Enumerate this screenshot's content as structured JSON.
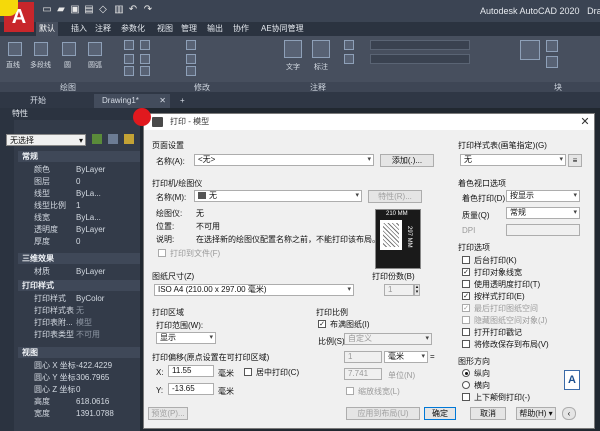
{
  "app": {
    "logo": "A",
    "title": "Autodesk AutoCAD 2020",
    "title_extra": "Drawi"
  },
  "ribbon": {
    "tabs": [
      "默认",
      "插入",
      "注释",
      "参数化",
      "视图",
      "管理",
      "输出",
      "协作",
      "AE协同管理"
    ],
    "active_tab": "默认",
    "left_labels": [
      "直线",
      "多段线",
      "圆",
      "圆弧"
    ],
    "annot_labels": [
      "文字",
      "标注"
    ],
    "panel_labels": {
      "draw": "绘图",
      "modify": "修改",
      "annotation": "注释",
      "block": "块"
    }
  },
  "doc_tabs": {
    "start": "开始",
    "drawing": "Drawing1*"
  },
  "properties": {
    "header": "特性",
    "selection": "无选择",
    "sections": {
      "general": "常规",
      "three_d": "三维效果",
      "plot": "打印样式",
      "view": "视图"
    },
    "general_rows": [
      {
        "label": "颜色",
        "value": "ByLayer"
      },
      {
        "label": "图层",
        "value": "0"
      },
      {
        "label": "线型",
        "value": "ByLa..."
      },
      {
        "label": "线型比例",
        "value": "1"
      },
      {
        "label": "线宽",
        "value": "ByLa..."
      },
      {
        "label": "透明度",
        "value": "ByLayer"
      },
      {
        "label": "厚度",
        "value": "0"
      }
    ],
    "three_d_rows": [
      {
        "label": "材质",
        "value": "ByLayer"
      }
    ],
    "plot_rows": [
      {
        "label": "打印样式",
        "value": "ByColor"
      },
      {
        "label": "打印样式表",
        "value": "无"
      },
      {
        "label": "打印表附...",
        "value": "模型"
      },
      {
        "label": "打印表类型",
        "value": "不可用"
      }
    ],
    "view_rows": [
      {
        "label": "圆心 X 坐标",
        "value": "-422.4229"
      },
      {
        "label": "圆心 Y 坐标",
        "value": "306.7965"
      },
      {
        "label": "圆心 Z 坐标",
        "value": "0"
      },
      {
        "label": "高度",
        "value": "618.0616"
      },
      {
        "label": "宽度",
        "value": "1391.0788"
      }
    ]
  },
  "dialog": {
    "title": "打印 - 模型",
    "page_setup": {
      "label": "页面设置",
      "name_label": "名称(A):",
      "name_value": "<无>",
      "add_btn": "添加(.)..."
    },
    "printer": {
      "label": "打印机/绘图仪",
      "name_label": "名称(M):",
      "name_value": "无",
      "props_btn": "特性(R)...",
      "plotter_label": "绘图仪:",
      "plotter_value": "无",
      "location_label": "位置:",
      "location_value": "不可用",
      "desc_label": "说明:",
      "desc_value": "在选择新的绘图仪配置名称之前，不能打印该布局。",
      "to_file": "打印到文件(F)",
      "dim_w": "210 MM",
      "dim_h": "297 MM"
    },
    "paper_size": {
      "label": "图纸尺寸(Z)",
      "value": "ISO A4 (210.00 x 297.00 毫米)"
    },
    "copies": {
      "label": "打印份数(B)",
      "value": "1"
    },
    "plot_area": {
      "label": "打印区域",
      "range_label": "打印范围(W):",
      "range_value": "显示"
    },
    "plot_scale": {
      "label": "打印比例",
      "fit": "布满图纸(I)",
      "scale_label": "比例(S):",
      "scale_value": "自定义",
      "val1": "1",
      "unit1": "毫米",
      "eq": "=",
      "val2": "7.741",
      "unit2": "单位(N)",
      "lineweights": "缩放线宽(L)"
    },
    "plot_offset": {
      "label": "打印偏移(原点设置在可打印区域)",
      "x_label": "X:",
      "x_value": "11.55",
      "x_unit": "毫米",
      "y_label": "Y:",
      "y_value": "-13.65",
      "y_unit": "毫米",
      "center": "居中打印(C)"
    },
    "style_table": {
      "label": "打印样式表(画笔指定)(G)",
      "value": "无"
    },
    "shaded": {
      "label": "着色视口选项",
      "shade_label": "着色打印(D)",
      "shade_value": "按显示",
      "quality_label": "质量(Q)",
      "quality_value": "常规",
      "dpi_label": "DPI"
    },
    "options": {
      "label": "打印选项",
      "items": [
        {
          "text": "后台打印(K)",
          "checked": false,
          "enabled": true
        },
        {
          "text": "打印对象线宽",
          "checked": true,
          "enabled": true
        },
        {
          "text": "使用透明度打印(T)",
          "checked": false,
          "enabled": true
        },
        {
          "text": "按样式打印(E)",
          "checked": true,
          "enabled": true
        },
        {
          "text": "最后打印图纸空间",
          "checked": true,
          "enabled": false
        },
        {
          "text": "隐藏图纸空间对象(J)",
          "checked": false,
          "enabled": false
        },
        {
          "text": "打开打印戳记",
          "checked": false,
          "enabled": true
        },
        {
          "text": "将修改保存到布局(V)",
          "checked": false,
          "enabled": true
        }
      ]
    },
    "orientation": {
      "label": "图形方向",
      "portrait": "纵向",
      "landscape": "横向",
      "upside": "上下颠倒打印(-)"
    },
    "buttons": {
      "preview": "预览(P)...",
      "apply": "应用到布局(U)",
      "ok": "确定",
      "cancel": "取消",
      "help": "帮助(H)"
    }
  }
}
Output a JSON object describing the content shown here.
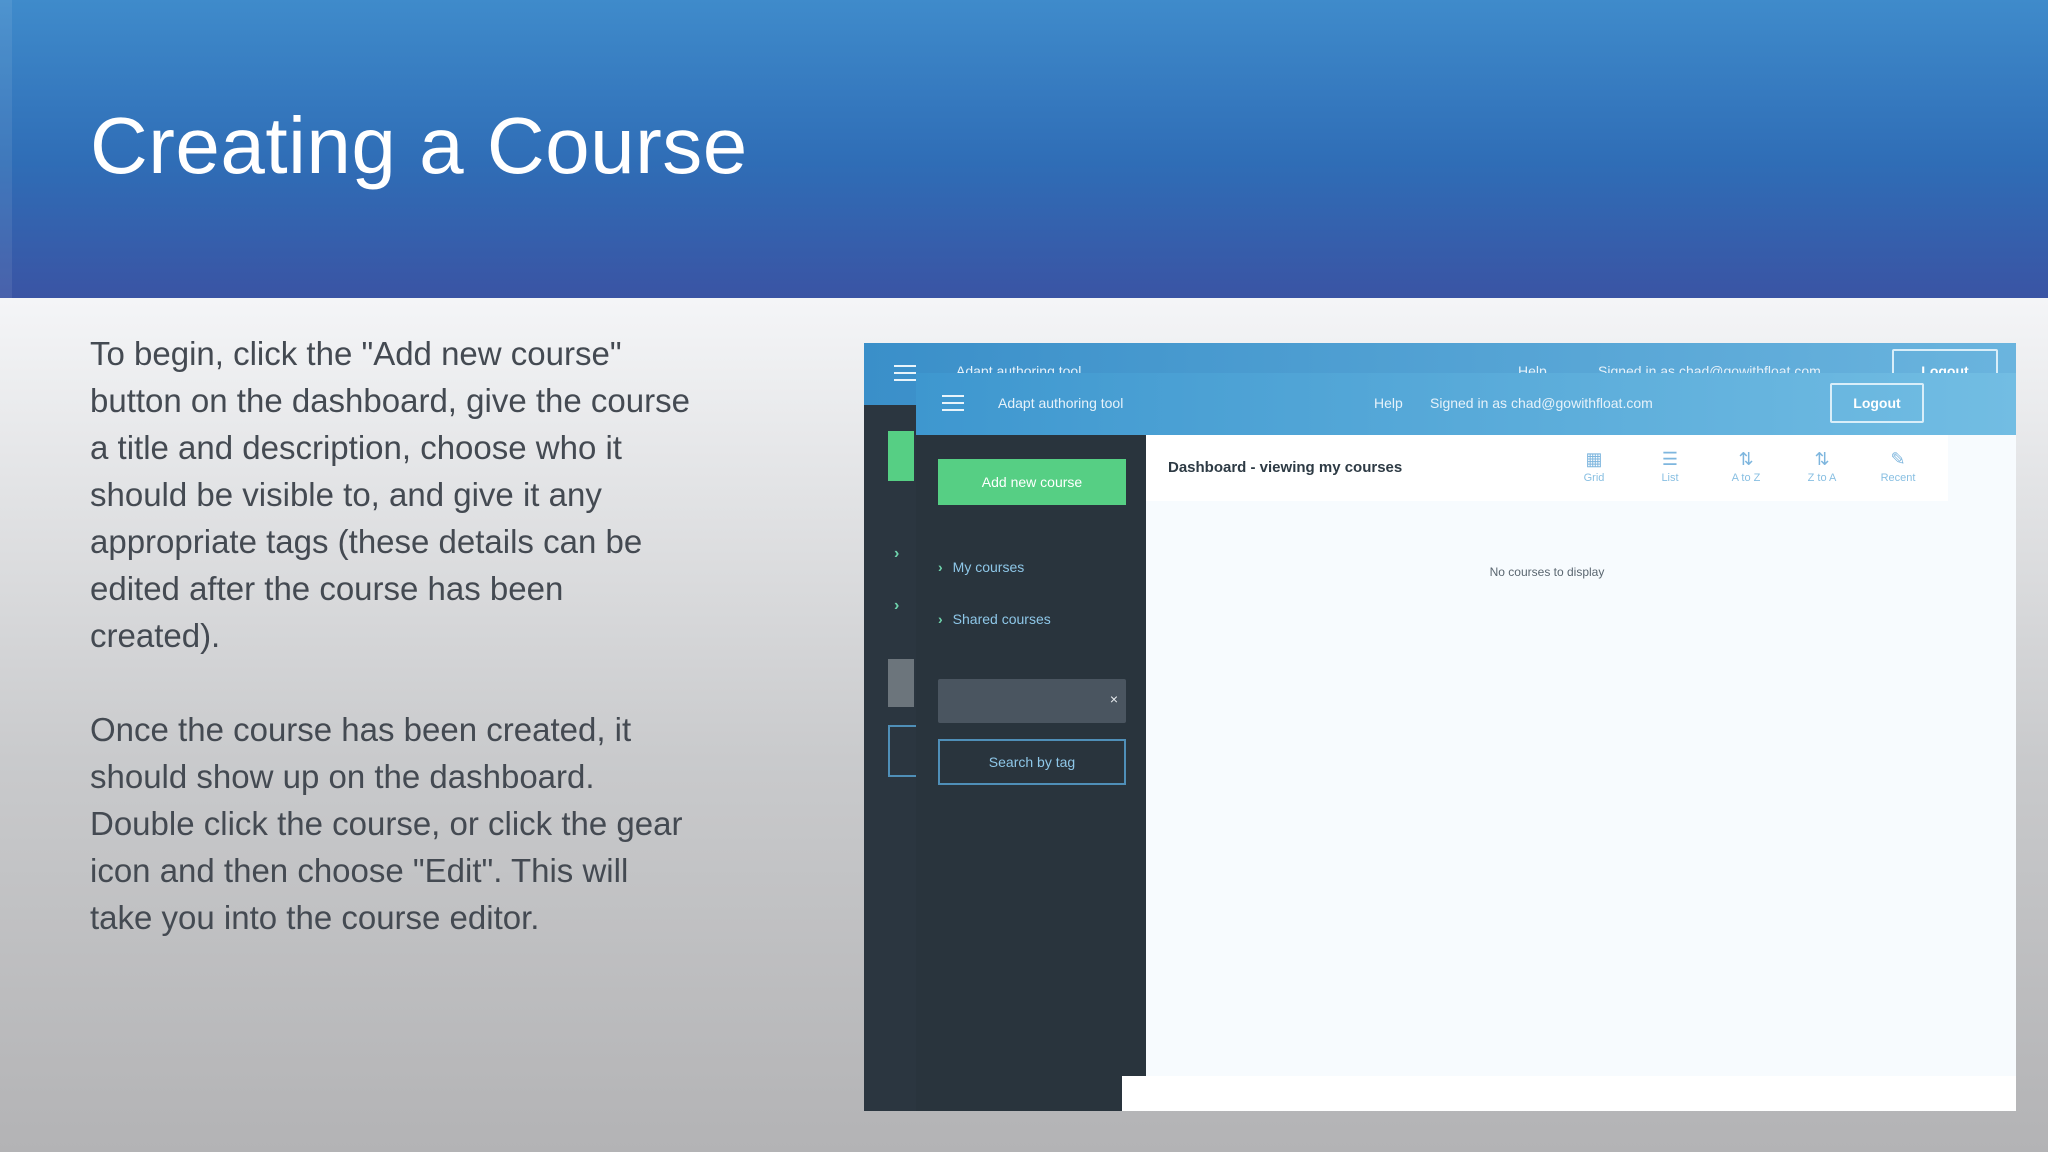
{
  "slide": {
    "title": "Creating a Course",
    "paragraph1": "To begin, click the \"Add new course\" button on the dashboard, give the course a title and description, choose who it should be visible to, and give it any appropriate tags (these details can be edited after the course has been created).",
    "paragraph2": "Once the course has been created, it should show up on the dashboard. Double click the course, or click the gear icon and then choose \"Edit\". This will take you into the course editor."
  },
  "app": {
    "name": "Adapt authoring tool",
    "help": "Help",
    "signed_in": "Signed in as chad@gowithfloat.com",
    "logout": "Logout",
    "add_new_course": "Add new course",
    "my_courses": "My courses",
    "shared_courses": "Shared courses",
    "search_by_tag": "Search by tag",
    "clear_symbol": "×",
    "dashboard_title": "Dashboard - viewing my courses",
    "no_courses": "No courses to display",
    "view_options": [
      {
        "label": "Grid",
        "icon": "grid-icon"
      },
      {
        "label": "List",
        "icon": "list-icon"
      },
      {
        "label": "A to Z",
        "icon": "sort-az-icon"
      },
      {
        "label": "Z to A",
        "icon": "sort-za-icon"
      },
      {
        "label": "Recent",
        "icon": "edit-icon"
      }
    ]
  },
  "colors": {
    "header_blue": "#2f6db6",
    "accent_green": "#56cf84",
    "sidebar_dark": "#29343d"
  }
}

- Task directions -
Retype exactly, and only, the lines from the one containing "Output a JSON" through the end of the material, leaving aside every picture.

- Response below -
Output a JSON object describing the content shown here.
{
  "slide": {
    "title": "Creating a Course",
    "paragraph1": "To begin, click the \"Add new course\" button on the dashboard, give the course a title and description, choose who it should be visible to, and give it any appropriate tags (these details can be edited after the course has been created).",
    "paragraph2": "Once the course has been created, it should show up on the dashboard. Double click the course, or click the gear icon and then choose \"Edit\". This will take you into the course editor."
  },
  "app": {
    "name": "Adapt authoring tool",
    "help": "Help",
    "signed_in": "Signed in as chad@gowithfloat.com",
    "logout": "Logout",
    "add_new_course": "Add new course",
    "my_courses": "My courses",
    "shared_courses": "Shared courses",
    "search_by_tag": "Search by tag",
    "clear_symbol": "×",
    "dashboard_title": "Dashboard - viewing my courses",
    "no_courses": "No courses to display",
    "view_options": [
      {
        "label": "Grid",
        "icon": "grid-icon"
      },
      {
        "label": "List",
        "icon": "list-icon"
      },
      {
        "label": "A to Z",
        "icon": "sort-az-icon"
      },
      {
        "label": "Z to A",
        "icon": "sort-za-icon"
      },
      {
        "label": "Recent",
        "icon": "edit-icon"
      }
    ]
  },
  "colors": {
    "header_blue": "#2f6db6",
    "accent_green": "#56cf84",
    "sidebar_dark": "#29343d"
  }
}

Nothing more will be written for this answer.